*Record set*.
────────────────
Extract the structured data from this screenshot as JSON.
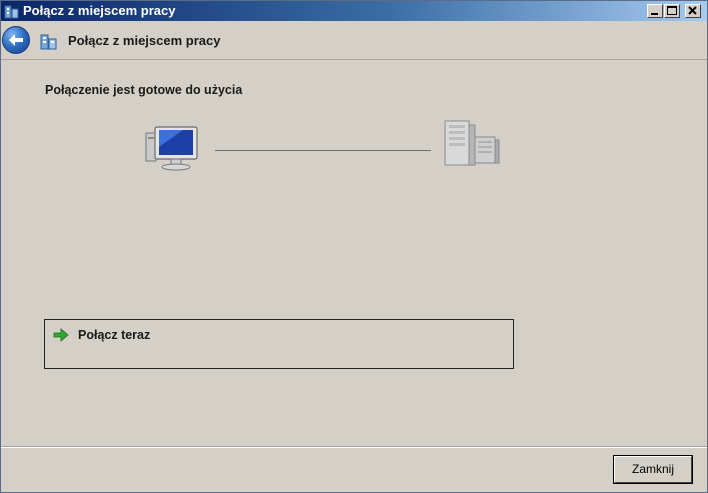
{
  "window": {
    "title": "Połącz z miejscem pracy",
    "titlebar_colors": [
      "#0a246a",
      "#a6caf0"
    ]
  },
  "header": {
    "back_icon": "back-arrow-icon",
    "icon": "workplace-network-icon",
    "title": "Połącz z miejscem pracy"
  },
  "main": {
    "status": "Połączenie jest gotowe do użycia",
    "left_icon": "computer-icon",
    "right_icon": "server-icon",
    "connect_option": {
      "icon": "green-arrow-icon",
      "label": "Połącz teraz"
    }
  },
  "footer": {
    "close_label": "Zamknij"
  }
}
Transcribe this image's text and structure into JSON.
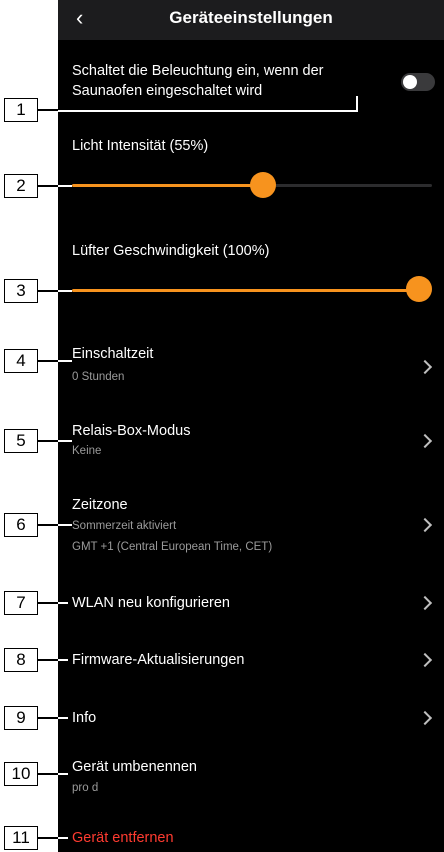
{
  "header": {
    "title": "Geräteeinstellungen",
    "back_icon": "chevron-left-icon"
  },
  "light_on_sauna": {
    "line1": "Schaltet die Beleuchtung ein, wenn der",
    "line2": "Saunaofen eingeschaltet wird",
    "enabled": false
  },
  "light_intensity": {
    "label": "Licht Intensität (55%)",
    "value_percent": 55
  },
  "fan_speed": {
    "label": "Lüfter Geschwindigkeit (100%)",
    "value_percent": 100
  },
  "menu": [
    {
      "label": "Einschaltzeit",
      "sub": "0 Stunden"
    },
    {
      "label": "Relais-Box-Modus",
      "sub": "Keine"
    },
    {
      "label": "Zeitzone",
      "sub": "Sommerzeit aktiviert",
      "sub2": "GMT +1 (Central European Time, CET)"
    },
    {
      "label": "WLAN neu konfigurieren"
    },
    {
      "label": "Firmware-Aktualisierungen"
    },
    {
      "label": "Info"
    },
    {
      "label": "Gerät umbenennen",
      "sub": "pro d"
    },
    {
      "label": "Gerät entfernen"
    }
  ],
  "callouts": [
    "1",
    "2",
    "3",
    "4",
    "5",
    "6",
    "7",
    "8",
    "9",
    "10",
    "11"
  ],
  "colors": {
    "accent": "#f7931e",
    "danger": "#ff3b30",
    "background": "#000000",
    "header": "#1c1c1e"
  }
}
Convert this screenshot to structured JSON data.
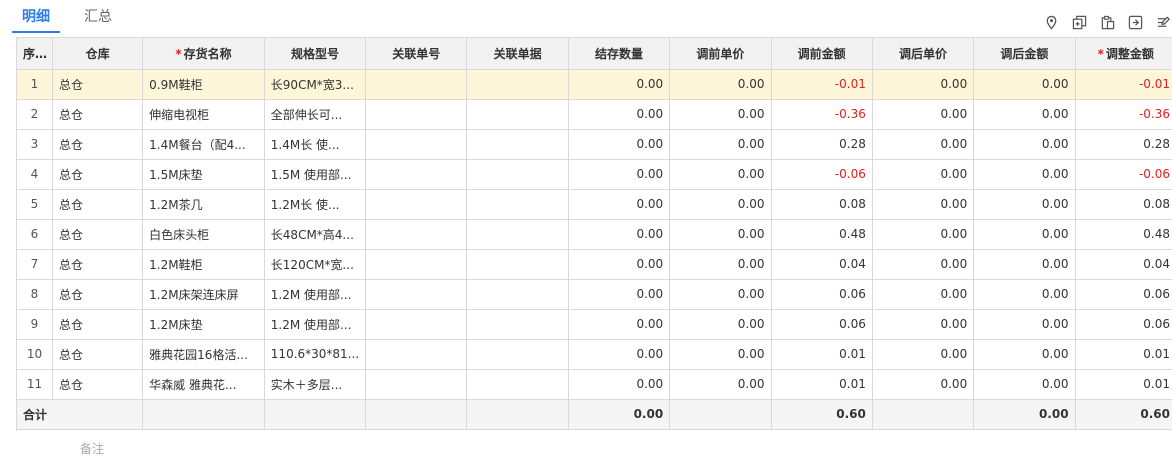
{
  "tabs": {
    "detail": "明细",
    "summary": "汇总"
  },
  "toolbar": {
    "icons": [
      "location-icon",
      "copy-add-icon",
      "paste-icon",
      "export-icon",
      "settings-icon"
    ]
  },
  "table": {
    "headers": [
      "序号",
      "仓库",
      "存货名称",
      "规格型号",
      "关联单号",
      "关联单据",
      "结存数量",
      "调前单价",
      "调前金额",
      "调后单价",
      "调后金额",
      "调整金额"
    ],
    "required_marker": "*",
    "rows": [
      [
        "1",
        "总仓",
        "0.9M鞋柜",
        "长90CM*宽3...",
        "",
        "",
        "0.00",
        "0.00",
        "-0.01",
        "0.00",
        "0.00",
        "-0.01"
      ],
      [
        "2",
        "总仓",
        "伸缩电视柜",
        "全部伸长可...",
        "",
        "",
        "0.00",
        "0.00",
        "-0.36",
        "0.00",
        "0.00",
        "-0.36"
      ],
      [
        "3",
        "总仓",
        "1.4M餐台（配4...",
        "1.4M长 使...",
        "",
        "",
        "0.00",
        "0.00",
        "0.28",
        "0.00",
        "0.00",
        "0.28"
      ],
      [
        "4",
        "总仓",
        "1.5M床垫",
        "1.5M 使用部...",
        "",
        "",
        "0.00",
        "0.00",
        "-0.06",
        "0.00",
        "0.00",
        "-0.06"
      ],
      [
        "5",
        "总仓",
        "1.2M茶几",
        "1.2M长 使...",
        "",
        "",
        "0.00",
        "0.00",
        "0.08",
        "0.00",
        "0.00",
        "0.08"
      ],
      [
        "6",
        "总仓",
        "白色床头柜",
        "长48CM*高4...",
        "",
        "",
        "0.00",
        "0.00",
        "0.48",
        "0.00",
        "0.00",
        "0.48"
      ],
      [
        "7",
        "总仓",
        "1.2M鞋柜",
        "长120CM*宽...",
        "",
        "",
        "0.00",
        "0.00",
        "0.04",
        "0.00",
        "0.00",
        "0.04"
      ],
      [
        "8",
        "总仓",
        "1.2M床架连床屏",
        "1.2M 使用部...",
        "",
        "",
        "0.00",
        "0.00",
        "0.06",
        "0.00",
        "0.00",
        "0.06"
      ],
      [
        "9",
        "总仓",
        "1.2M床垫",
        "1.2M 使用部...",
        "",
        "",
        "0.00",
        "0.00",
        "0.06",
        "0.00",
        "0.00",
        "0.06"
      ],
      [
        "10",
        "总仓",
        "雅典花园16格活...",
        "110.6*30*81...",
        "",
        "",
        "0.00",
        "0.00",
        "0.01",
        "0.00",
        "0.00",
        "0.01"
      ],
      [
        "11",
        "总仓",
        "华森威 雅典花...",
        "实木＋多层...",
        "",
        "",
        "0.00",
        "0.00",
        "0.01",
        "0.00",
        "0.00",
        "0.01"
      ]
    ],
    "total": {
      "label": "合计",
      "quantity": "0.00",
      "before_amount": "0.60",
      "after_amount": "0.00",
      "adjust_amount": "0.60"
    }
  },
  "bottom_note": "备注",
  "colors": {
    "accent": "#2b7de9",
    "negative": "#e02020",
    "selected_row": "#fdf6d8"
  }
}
────────────────
*Exercise brief*.
Transcribe the records word for word and include no pictures.

*Result of this exercise*.
Extract the structured data from this screenshot as JSON.
{
  "window": {
    "title": "Połącz z miejscem pracy",
    "titlebar_colors": [
      "#0a246a",
      "#a6caf0"
    ]
  },
  "header": {
    "back_icon": "back-arrow-icon",
    "icon": "workplace-network-icon",
    "title": "Połącz z miejscem pracy"
  },
  "main": {
    "status": "Połączenie jest gotowe do użycia",
    "left_icon": "computer-icon",
    "right_icon": "server-icon",
    "connect_option": {
      "icon": "green-arrow-icon",
      "label": "Połącz teraz"
    }
  },
  "footer": {
    "close_label": "Zamknij"
  }
}
Transcribe this image's text and structure into JSON.
{
  "header": {
    "title": "Geräteeinstellungen",
    "back_icon": "chevron-left-icon"
  },
  "light_on_sauna": {
    "line1": "Schaltet die Beleuchtung ein, wenn der",
    "line2": "Saunaofen eingeschaltet wird",
    "enabled": false
  },
  "light_intensity": {
    "label": "Licht Intensität (55%)",
    "value_percent": 55
  },
  "fan_speed": {
    "label": "Lüfter Geschwindigkeit (100%)",
    "value_percent": 100
  },
  "menu": [
    {
      "label": "Einschaltzeit",
      "sub": "0 Stunden"
    },
    {
      "label": "Relais-Box-Modus",
      "sub": "Keine"
    },
    {
      "label": "Zeitzone",
      "sub": "Sommerzeit aktiviert",
      "sub2": "GMT +1 (Central European Time, CET)"
    },
    {
      "label": "WLAN neu konfigurieren"
    },
    {
      "label": "Firmware-Aktualisierungen"
    },
    {
      "label": "Info"
    },
    {
      "label": "Gerät umbenennen",
      "sub": "pro d"
    },
    {
      "label": "Gerät entfernen"
    }
  ],
  "callouts": [
    "1",
    "2",
    "3",
    "4",
    "5",
    "6",
    "7",
    "8",
    "9",
    "10",
    "11"
  ],
  "colors": {
    "accent": "#f7931e",
    "danger": "#ff3b30",
    "background": "#000000",
    "header": "#1c1c1e"
  }
}
Convert this screenshot to structured JSON data.
{
  "tabs": {
    "detail": "明细",
    "summary": "汇总"
  },
  "toolbar": {
    "icons": [
      "location-icon",
      "copy-add-icon",
      "paste-icon",
      "export-icon",
      "settings-icon"
    ]
  },
  "table": {
    "headers": [
      "序号",
      "仓库",
      "存货名称",
      "规格型号",
      "关联单号",
      "关联单据",
      "结存数量",
      "调前单价",
      "调前金额",
      "调后单价",
      "调后金额",
      "调整金额"
    ],
    "required_marker": "*",
    "rows": [
      [
        "1",
        "总仓",
        "0.9M鞋柜",
        "长90CM*宽3...",
        "",
        "",
        "0.00",
        "0.00",
        "-0.01",
        "0.00",
        "0.00",
        "-0.01"
      ],
      [
        "2",
        "总仓",
        "伸缩电视柜",
        "全部伸长可...",
        "",
        "",
        "0.00",
        "0.00",
        "-0.36",
        "0.00",
        "0.00",
        "-0.36"
      ],
      [
        "3",
        "总仓",
        "1.4M餐台（配4...",
        "1.4M长 使...",
        "",
        "",
        "0.00",
        "0.00",
        "0.28",
        "0.00",
        "0.00",
        "0.28"
      ],
      [
        "4",
        "总仓",
        "1.5M床垫",
        "1.5M 使用部...",
        "",
        "",
        "0.00",
        "0.00",
        "-0.06",
        "0.00",
        "0.00",
        "-0.06"
      ],
      [
        "5",
        "总仓",
        "1.2M茶几",
        "1.2M长 使...",
        "",
        "",
        "0.00",
        "0.00",
        "0.08",
        "0.00",
        "0.00",
        "0.08"
      ],
      [
        "6",
        "总仓",
        "白色床头柜",
        "长48CM*高4...",
        "",
        "",
        "0.00",
        "0.00",
        "0.48",
        "0.00",
        "0.00",
        "0.48"
      ],
      [
        "7",
        "总仓",
        "1.2M鞋柜",
        "长120CM*宽...",
        "",
        "",
        "0.00",
        "0.00",
        "0.04",
        "0.00",
        "0.00",
        "0.04"
      ],
      [
        "8",
        "总仓",
        "1.2M床架连床屏",
        "1.2M 使用部...",
        "",
        "",
        "0.00",
        "0.00",
        "0.06",
        "0.00",
        "0.00",
        "0.06"
      ],
      [
        "9",
        "总仓",
        "1.2M床垫",
        "1.2M 使用部...",
        "",
        "",
        "0.00",
        "0.00",
        "0.06",
        "0.00",
        "0.00",
        "0.06"
      ],
      [
        "10",
        "总仓",
        "雅典花园16格活...",
        "110.6*30*81...",
        "",
        "",
        "0.00",
        "0.00",
        "0.01",
        "0.00",
        "0.00",
        "0.01"
      ],
      [
        "11",
        "总仓",
        "华森威 雅典花...",
        "实木＋多层...",
        "",
        "",
        "0.00",
        "0.00",
        "0.01",
        "0.00",
        "0.00",
        "0.01"
      ]
    ],
    "total": {
      "label": "合计",
      "quantity": "0.00",
      "before_amount": "0.60",
      "after_amount": "0.00",
      "adjust_amount": "0.60"
    }
  },
  "bottom_note": "备注",
  "colors": {
    "accent": "#2b7de9",
    "negative": "#e02020",
    "selected_row": "#fdf6d8"
  }
}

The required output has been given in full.